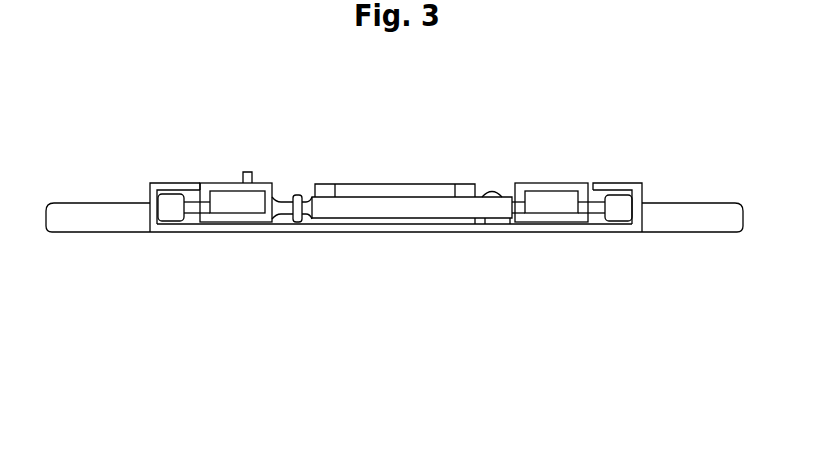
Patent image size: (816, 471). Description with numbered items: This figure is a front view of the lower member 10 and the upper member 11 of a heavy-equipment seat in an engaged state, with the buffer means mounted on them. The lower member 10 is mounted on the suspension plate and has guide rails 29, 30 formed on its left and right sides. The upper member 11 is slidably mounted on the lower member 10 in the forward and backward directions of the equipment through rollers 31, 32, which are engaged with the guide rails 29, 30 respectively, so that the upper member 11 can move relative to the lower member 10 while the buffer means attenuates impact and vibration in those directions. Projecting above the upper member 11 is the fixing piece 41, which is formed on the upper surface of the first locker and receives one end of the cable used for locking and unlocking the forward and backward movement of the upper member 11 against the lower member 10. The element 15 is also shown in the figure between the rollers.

The lower member 10 is at (488, 244).
The upper member 11 is at (298, 178).
The slider body 15 is at (388, 208).
The guide rail 29 is at (178, 183).
The guide rail 30 is at (617, 183).
The roller 31 is at (178, 216).
The roller 32 is at (615, 216).
The fixing piece 41 is at (249, 172).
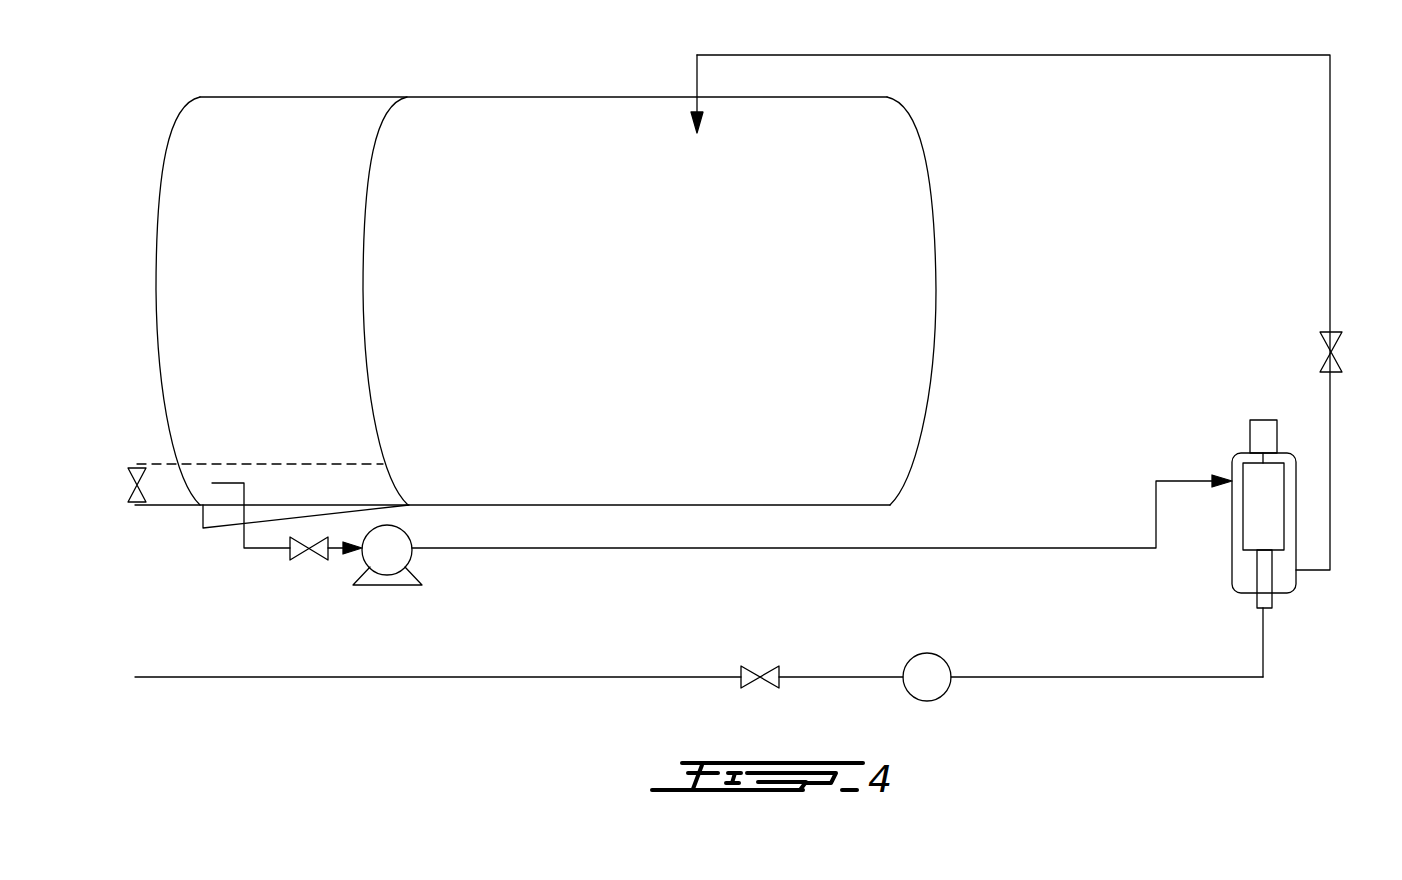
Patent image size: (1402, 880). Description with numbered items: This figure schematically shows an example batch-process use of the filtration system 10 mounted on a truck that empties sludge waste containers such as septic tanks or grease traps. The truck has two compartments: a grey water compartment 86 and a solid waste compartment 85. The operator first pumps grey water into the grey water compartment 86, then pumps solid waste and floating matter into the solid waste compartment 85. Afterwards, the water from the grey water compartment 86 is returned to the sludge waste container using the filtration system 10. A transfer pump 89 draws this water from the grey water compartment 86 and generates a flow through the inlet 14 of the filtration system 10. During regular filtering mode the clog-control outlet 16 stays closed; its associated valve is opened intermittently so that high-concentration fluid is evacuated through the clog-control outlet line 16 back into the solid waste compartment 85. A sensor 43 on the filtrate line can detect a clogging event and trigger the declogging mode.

The filtration system 10 is at (1312, 500).
The inlet 14 is at (1192, 481).
The clog-control outlet 16 is at (1330, 220).
The sensor 43 is at (930, 672).
The solid waste compartment 85 is at (517, 128).
The grey water compartment 86 is at (300, 128).
The transfer pump 89 is at (395, 553).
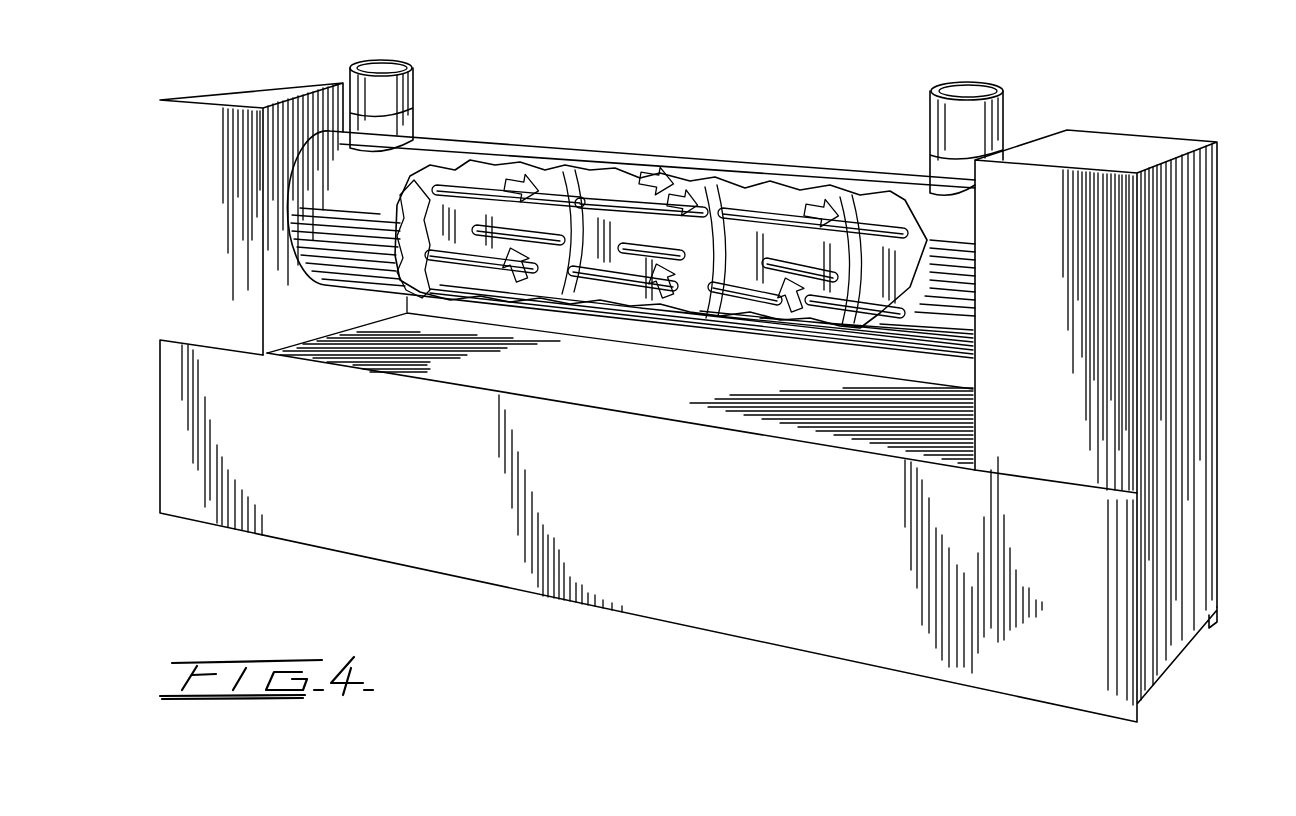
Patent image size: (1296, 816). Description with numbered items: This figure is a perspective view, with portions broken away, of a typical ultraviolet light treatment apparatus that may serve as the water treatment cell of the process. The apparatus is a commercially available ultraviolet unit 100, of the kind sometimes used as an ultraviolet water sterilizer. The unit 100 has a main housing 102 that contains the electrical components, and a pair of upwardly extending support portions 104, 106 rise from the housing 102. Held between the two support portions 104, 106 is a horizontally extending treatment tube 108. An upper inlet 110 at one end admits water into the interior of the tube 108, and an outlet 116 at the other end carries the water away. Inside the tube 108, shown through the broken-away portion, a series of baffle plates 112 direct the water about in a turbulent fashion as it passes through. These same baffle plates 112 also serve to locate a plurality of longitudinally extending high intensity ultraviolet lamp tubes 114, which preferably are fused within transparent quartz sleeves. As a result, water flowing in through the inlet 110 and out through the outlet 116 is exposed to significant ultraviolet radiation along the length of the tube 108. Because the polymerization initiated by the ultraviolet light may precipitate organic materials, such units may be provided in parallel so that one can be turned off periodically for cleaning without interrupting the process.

The ultraviolet unit 100 is at (1226, 229).
The main housing 102 is at (1067, 658).
The support portion 104 is at (201, 128).
The support portion 106 is at (1067, 197).
The treatment tube 108 is at (522, 153).
The upper inlet 110 is at (370, 128).
The baffle plates 112 is at (412, 282).
The ultraviolet lamp tubes 114 is at (452, 192).
The outlet 116 is at (950, 175).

++++++++

◆ **Your goal**:
Transcribe the part of the listing that opens at its beginning and closes with the line containing "The guide rail 30 is at (617, 183).", including both ends. Leave the pictures out of your answer.

◆ **Exercise result**:
Patent image size: (816, 471). Description with numbered items: This figure is a front view of the lower member 10 and the upper member 11 of a heavy-equipment seat in an engaged state, with the buffer means mounted on them. The lower member 10 is mounted on the suspension plate and has guide rails 29, 30 formed on its left and right sides. The upper member 11 is slidably mounted on the lower member 10 in the forward and backward directions of the equipment through rollers 31, 32, which are engaged with the guide rails 29, 30 respectively, so that the upper member 11 can move relative to the lower member 10 while the buffer means attenuates impact and vibration in those directions. Projecting above the upper member 11 is the fixing piece 41, which is formed on the upper surface of the first locker and receives one end of the cable used for locking and unlocking the forward and backward movement of the upper member 11 against the lower member 10. The element 15 is also shown in the figure between the rollers.

The lower member 10 is at (488, 244).
The upper member 11 is at (298, 178).
The slider body 15 is at (388, 208).
The guide rail 29 is at (178, 183).
The guide rail 30 is at (617, 183).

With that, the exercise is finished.